GOAL OF THE EXERCISE
Below are some records. Pull every line that contains the word "standard".

DATASET EXCERPTS
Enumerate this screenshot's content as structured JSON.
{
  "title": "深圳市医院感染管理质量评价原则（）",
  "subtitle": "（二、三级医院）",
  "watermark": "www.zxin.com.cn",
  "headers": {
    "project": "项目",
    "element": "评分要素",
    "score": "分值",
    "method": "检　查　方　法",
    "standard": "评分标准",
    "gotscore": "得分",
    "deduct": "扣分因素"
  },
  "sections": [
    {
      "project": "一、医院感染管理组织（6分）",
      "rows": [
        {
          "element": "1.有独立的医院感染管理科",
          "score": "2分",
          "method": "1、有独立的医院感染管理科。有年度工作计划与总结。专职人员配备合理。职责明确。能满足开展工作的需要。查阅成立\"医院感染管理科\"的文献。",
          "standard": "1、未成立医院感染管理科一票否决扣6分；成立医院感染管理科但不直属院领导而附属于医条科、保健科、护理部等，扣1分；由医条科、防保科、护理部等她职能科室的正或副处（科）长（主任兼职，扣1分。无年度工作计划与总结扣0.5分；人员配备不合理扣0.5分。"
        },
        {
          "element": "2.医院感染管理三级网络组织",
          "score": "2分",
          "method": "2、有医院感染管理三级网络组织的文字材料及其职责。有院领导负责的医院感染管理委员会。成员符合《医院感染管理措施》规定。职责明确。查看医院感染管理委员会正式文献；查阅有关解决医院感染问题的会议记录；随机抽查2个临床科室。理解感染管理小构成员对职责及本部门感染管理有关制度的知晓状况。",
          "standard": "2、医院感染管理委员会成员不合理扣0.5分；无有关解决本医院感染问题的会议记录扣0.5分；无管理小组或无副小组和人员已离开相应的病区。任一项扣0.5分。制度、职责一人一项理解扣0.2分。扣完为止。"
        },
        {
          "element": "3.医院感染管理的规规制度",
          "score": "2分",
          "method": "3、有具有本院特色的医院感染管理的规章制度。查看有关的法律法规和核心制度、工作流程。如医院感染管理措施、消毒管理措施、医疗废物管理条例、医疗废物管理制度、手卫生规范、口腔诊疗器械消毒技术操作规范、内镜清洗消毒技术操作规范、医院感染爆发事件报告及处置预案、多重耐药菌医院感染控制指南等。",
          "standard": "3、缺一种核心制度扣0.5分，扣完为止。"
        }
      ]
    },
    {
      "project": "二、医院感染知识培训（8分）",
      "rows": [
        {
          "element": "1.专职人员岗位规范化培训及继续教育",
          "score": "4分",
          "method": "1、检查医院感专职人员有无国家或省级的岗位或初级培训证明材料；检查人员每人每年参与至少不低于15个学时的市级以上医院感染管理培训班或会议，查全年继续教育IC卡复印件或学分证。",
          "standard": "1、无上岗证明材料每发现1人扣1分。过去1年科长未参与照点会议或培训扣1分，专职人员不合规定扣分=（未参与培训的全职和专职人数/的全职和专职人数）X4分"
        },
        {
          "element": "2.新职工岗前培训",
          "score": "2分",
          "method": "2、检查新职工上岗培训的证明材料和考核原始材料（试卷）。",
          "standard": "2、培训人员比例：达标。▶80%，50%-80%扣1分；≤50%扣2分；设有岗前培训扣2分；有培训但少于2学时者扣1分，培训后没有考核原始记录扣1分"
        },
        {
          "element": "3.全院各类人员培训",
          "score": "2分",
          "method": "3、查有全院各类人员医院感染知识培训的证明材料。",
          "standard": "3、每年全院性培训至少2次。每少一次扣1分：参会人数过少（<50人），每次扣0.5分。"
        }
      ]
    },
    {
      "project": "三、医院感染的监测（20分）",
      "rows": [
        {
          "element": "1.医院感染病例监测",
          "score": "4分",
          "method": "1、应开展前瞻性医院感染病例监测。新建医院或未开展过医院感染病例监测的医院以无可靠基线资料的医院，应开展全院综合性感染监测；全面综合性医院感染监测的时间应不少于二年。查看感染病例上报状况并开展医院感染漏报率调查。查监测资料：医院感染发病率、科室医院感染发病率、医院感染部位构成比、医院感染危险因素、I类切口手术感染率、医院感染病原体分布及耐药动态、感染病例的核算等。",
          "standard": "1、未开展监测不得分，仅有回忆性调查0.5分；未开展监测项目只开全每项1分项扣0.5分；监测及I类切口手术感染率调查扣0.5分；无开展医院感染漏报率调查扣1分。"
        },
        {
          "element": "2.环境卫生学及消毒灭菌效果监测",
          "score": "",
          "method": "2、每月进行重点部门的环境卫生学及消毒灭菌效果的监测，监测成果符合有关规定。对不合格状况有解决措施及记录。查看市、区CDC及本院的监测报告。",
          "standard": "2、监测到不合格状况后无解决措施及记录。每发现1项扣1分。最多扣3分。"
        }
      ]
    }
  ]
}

OUTPUT
    "standard": "评分标准",
          "standard": "1、未成立医院感染管理科一票否决扣6分；成立医院感染管理科但不直属院领导而附属于医条科、保健科、护理部等，扣1分；由医条科、防保科、护理部等她职能科室的正或副处（科）长（主任兼职，扣1分。无年度工作计划与总结扣0.5分；人员配备不合理扣0.5分。"
          "standard": "2、医院感染管理委员会成员不合理扣0.5分；无有关解决本医院感染问题的会议记录扣0.5分；无管理小组或无副小组和人员已离开相应的病区。任一项扣0.5分。制度、职责一人一项理解扣0.2分。扣完为止。"
          "standard": "3、缺一种核心制度扣0.5分，扣完为止。"
          "standard": "1、无上岗证明材料每发现1人扣1分。过去1年科长未参与照点会议或培训扣1分，专职人员不合规定扣分=（未参与培训的全职和专职人数/的全职和专职人数）X4分"
          "standard": "2、培训人员比例：达标。▶80%，50%-80%扣1分；≤50%扣2分；设有岗前培训扣2分；有培训但少于2学时者扣1分，培训后没有考核原始记录扣1分"
          "standard": "3、每年全院性培训至少2次。每少一次扣1分：参会人数过少（<50人），每次扣0.5分。"
          "standard": "1、未开展监测不得分，仅有回忆性调查0.5分；未开展监测项目只开全每项1分项扣0.5分；监测及I类切口手术感染率调查扣0.5分；无开展医院感染漏报率调查扣1分。"
          "standard": "2、监测到不合格状况后无解决措施及记录。每发现1项扣1分。最多扣3分。"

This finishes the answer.